Part of a data file:
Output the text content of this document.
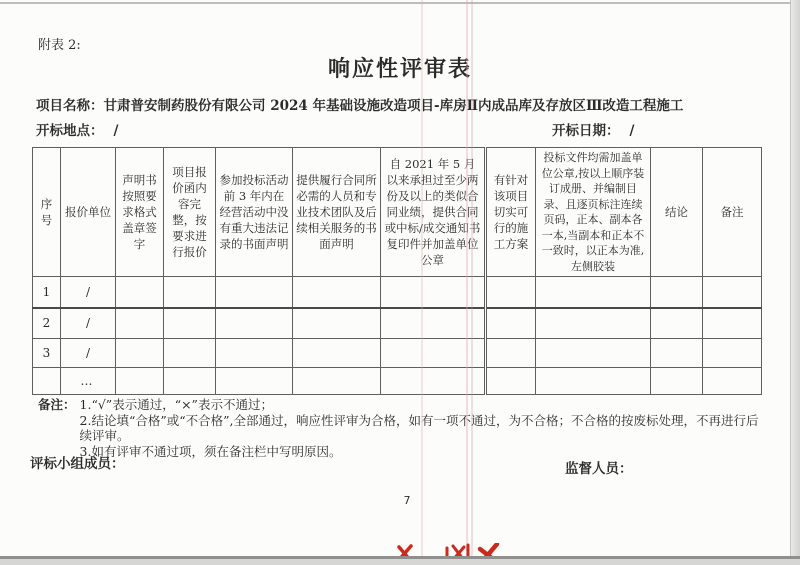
附表 2:
响应性评审表
项目名称：甘肃普安制药股份有限公司 2024 年基础设施改造项目-库房Ⅱ内成品库及存放区Ⅲ改造工程施工
开标地点： /	开标日期： /
序号	报价单位	声明书按照要求格式盖章签字	项目报价函内容完整，按要求进行报价	参加投标活动前 3 年内在经营活动中没有重大违法记录的书面声明	提供履行合同所必需的人员和专业技术团队及后续相关服务的书面声明	自 2021 年 5 月以来承担过至少两份及以上的类似合同业绩，提供合同或中标/成交通知书复印件并加盖单位公章	有针对该项目切实可行的施工方案	投标文件均需加盖单位公章,按以上顺序装订成册、并编制目录、且逐页标注连续页码，正本、副本各一本,当副本和正本不一致时，以正本为准,左侧胶装	结论	备注
1	/									
2	/									
3	/									
	…									
备注： 1.“√”表示通过，“×”表示不通过；
2.结论填“合格”或“不合格”,全部通过，响应性评审为合格，如有一项不通过，为不合格；不合格的按废标处理，不再进行后续评审。
3.如有评审不通过项，须在备注栏中写明原因。
评标小组成员：	监督人员：
7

Task instructions >>
Quote each record exactly as it stands, minus the pictures.

Answer to this exercise >>
Output the text content of this document.
附表 2:
响应性评审表
项目名称：甘肃普安制药股份有限公司 2024 年基础设施改造项目-库房Ⅱ内成品库及存放区Ⅲ改造工程施工
开标地点： /	开标日期： /
序号	报价单位	声明书按照要求格式盖章签字	项目报价函内容完整，按要求进行报价	参加投标活动前 3 年内在经营活动中没有重大违法记录的书面声明	提供履行合同所必需的人员和专业技术团队及后续相关服务的书面声明	自 2021 年 5 月以来承担过至少两份及以上的类似合同业绩，提供合同或中标/成交通知书复印件并加盖单位公章	有针对该项目切实可行的施工方案	投标文件均需加盖单位公章,按以上顺序装订成册、并编制目录、且逐页标注连续页码，正本、副本各一本,当副本和正本不一致时，以正本为准,左侧胶装	结论	备注
1	/									
2	/									
3	/									
	…									
备注： 1.“√”表示通过，“×”表示不通过；
2.结论填“合格”或“不合格”,全部通过，响应性评审为合格，如有一项不通过，为不合格；不合格的按废标处理，不再进行后续评审。
3.如有评审不通过项，须在备注栏中写明原因。
评标小组成员：	监督人员：
7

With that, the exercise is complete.